[start of Information shown]
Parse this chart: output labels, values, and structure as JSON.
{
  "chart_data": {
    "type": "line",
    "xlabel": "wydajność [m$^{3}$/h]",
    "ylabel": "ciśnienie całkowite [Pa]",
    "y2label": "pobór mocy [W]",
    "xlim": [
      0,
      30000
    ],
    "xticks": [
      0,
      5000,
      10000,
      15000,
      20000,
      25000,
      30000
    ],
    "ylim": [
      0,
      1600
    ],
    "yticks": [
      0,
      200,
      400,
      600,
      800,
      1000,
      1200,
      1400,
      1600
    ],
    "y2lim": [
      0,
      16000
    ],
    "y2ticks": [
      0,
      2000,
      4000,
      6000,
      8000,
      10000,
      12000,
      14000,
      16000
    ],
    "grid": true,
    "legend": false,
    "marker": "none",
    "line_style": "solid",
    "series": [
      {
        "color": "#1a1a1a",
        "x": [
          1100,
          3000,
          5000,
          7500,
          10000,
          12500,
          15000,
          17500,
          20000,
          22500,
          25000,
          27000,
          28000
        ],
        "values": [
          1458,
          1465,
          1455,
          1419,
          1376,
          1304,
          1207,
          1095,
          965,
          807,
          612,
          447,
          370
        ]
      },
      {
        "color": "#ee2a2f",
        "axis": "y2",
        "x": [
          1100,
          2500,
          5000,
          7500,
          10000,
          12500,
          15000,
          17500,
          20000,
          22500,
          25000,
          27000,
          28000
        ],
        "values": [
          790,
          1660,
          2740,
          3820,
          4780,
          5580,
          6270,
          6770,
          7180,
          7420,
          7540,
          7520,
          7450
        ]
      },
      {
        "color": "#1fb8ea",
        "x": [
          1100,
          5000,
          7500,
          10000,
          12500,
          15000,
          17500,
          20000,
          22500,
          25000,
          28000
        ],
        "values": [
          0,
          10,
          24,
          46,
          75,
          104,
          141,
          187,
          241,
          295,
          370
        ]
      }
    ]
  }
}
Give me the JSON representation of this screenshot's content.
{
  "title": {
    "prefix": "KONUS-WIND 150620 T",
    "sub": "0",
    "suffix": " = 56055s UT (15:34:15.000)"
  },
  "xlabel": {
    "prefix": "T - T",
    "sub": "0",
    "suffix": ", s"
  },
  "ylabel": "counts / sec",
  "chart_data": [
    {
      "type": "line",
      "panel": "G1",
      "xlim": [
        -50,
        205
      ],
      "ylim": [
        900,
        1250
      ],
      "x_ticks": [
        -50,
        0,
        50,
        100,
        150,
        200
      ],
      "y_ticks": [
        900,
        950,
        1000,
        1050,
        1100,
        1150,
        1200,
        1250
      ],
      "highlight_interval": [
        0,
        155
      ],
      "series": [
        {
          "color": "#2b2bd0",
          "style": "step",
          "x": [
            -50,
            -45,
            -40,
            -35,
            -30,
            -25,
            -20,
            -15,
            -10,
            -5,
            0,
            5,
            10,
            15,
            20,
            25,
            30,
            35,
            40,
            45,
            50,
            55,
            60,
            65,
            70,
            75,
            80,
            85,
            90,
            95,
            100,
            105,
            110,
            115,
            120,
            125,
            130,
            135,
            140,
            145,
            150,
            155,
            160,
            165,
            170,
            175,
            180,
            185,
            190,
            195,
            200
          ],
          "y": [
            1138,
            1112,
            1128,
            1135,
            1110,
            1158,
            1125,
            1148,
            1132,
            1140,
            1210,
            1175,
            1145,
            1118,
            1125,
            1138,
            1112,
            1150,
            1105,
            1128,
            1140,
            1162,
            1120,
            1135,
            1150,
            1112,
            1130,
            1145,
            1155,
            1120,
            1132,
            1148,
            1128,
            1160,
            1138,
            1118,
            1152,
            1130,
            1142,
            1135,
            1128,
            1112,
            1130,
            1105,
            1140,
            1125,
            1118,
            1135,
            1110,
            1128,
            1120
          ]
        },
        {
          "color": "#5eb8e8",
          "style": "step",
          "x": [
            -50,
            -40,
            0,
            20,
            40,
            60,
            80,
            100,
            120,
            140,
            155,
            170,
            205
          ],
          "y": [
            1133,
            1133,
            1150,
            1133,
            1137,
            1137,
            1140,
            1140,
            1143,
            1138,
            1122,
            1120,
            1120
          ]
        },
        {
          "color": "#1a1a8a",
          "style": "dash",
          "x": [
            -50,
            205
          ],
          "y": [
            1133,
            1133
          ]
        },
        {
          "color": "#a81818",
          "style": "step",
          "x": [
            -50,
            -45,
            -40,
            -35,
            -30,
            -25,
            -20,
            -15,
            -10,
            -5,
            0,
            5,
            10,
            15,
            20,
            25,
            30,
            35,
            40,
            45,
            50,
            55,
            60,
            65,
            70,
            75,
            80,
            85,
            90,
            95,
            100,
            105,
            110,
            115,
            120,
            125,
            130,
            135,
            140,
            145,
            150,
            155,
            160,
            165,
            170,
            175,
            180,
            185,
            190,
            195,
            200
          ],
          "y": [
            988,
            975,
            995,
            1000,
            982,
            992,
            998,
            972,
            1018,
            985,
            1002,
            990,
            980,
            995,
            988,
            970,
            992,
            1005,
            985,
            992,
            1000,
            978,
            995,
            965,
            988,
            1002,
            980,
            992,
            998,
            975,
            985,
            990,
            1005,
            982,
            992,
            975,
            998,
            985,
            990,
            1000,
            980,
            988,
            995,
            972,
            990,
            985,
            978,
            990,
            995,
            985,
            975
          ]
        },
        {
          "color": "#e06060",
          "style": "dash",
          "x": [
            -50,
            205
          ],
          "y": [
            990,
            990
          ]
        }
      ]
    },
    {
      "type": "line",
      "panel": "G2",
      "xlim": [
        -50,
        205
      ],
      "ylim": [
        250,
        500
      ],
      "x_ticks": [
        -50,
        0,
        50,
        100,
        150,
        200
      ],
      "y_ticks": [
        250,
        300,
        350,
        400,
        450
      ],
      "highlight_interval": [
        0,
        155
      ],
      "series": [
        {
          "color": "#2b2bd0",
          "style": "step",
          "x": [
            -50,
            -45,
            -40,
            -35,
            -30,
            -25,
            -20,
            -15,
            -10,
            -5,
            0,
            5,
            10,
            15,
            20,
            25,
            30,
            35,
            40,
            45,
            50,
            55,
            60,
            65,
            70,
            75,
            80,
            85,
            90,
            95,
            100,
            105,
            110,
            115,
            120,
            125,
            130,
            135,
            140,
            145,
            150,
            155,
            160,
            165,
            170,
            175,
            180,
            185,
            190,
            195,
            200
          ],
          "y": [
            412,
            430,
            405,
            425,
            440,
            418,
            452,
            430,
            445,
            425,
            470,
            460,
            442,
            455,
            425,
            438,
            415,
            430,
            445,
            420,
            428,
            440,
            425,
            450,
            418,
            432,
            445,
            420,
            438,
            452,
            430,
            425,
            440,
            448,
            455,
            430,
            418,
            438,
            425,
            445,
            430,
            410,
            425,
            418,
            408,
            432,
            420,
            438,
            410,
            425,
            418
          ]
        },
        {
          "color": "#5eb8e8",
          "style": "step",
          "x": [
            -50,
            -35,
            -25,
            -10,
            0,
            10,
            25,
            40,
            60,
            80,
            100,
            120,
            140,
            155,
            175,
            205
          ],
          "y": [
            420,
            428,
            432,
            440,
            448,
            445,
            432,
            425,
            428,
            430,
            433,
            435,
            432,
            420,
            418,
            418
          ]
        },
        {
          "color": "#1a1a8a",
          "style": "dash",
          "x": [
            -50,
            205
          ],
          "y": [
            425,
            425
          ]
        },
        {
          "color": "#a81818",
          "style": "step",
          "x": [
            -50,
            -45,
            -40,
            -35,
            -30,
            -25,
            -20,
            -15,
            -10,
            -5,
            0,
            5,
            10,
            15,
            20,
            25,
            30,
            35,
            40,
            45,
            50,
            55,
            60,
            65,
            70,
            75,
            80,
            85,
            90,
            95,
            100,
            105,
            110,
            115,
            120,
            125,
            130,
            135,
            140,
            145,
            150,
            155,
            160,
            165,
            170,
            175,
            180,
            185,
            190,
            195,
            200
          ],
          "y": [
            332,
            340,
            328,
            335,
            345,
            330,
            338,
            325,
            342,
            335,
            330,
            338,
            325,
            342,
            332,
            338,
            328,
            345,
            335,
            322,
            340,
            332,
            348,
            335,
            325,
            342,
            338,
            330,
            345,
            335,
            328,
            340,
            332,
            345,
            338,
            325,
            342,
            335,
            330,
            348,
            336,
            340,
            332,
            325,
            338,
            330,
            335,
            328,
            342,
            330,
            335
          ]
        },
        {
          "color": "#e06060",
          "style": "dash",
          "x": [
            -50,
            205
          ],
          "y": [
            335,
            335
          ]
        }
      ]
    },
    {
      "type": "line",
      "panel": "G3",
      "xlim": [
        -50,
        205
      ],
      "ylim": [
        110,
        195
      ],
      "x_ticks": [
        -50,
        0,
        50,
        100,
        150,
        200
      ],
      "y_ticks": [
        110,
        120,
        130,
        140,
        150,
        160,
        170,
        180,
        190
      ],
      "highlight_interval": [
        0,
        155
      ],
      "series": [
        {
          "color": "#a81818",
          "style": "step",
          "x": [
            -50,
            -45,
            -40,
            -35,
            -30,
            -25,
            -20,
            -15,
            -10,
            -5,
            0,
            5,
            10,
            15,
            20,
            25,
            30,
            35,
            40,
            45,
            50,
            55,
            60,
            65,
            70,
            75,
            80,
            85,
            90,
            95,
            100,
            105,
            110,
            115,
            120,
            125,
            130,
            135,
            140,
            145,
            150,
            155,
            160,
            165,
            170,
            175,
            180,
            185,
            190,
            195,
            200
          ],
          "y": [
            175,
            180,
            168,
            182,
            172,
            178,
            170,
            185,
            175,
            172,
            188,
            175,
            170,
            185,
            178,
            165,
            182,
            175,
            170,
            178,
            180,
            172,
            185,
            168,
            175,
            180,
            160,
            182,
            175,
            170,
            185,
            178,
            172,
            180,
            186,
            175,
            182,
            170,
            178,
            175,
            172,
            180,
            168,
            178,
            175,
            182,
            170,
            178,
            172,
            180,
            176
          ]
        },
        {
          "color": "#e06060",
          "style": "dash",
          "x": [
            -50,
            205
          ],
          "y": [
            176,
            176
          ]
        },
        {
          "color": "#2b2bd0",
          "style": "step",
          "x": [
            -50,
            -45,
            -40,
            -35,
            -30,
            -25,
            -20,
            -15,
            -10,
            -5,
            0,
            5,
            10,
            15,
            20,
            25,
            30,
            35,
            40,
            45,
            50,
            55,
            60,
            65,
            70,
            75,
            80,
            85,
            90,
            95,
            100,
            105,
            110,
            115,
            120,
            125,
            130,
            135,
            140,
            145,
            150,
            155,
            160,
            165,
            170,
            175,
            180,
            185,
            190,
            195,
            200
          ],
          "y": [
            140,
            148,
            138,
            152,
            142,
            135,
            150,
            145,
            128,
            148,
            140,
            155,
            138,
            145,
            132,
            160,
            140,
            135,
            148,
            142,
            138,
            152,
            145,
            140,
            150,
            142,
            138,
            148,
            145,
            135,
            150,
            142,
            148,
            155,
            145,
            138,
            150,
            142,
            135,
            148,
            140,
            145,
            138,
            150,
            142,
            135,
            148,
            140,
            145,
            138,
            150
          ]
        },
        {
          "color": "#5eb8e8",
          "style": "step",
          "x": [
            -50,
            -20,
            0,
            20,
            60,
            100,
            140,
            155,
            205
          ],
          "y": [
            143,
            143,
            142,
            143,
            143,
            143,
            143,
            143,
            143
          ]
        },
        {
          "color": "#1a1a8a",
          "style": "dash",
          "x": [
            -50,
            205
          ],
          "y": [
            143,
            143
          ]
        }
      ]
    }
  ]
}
[end of Information shown]
**Stated exercise**
Out of the material above, select every line that holds the string "suffix".

**Output for this task**
    "suffix": " = 56055s UT (15:34:15.000)"
    "suffix": ", s"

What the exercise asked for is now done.